** Begin Data supplied **

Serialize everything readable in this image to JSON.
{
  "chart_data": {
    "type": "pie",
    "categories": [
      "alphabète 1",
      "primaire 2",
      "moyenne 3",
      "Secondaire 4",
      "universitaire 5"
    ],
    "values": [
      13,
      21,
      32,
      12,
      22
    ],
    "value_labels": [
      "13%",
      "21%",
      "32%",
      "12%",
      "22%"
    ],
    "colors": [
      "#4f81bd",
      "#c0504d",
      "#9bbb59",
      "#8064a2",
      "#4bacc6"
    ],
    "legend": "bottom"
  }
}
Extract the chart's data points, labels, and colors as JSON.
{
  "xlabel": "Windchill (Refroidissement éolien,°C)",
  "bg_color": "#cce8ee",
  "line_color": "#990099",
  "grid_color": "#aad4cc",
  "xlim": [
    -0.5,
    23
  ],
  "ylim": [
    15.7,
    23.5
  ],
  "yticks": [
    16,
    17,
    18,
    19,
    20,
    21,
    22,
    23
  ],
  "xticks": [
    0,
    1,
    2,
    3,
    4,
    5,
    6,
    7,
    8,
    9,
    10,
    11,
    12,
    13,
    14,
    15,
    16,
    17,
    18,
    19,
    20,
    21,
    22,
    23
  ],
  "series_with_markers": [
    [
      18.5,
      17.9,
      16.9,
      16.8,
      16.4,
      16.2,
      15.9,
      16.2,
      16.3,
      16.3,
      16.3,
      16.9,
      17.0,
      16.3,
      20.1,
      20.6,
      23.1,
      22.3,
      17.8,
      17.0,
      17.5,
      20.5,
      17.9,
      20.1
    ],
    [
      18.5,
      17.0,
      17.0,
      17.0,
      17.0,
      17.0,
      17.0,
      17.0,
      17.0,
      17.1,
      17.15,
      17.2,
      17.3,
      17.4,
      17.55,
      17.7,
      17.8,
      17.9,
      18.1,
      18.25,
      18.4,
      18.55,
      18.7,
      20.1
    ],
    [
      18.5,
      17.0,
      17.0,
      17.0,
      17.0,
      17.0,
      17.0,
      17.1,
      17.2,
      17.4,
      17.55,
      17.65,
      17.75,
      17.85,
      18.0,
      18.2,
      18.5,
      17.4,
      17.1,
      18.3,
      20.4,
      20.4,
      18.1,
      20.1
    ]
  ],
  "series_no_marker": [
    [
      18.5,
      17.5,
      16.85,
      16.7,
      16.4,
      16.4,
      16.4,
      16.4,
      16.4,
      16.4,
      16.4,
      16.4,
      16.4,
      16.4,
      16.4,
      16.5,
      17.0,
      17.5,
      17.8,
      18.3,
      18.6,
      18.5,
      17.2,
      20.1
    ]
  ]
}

** End Data supplied **

Wherever a line in the data above holds "colors", copy that line.

Complete answer —
    "colors": [
Extract the chart's data points, labels, and colors as JSON.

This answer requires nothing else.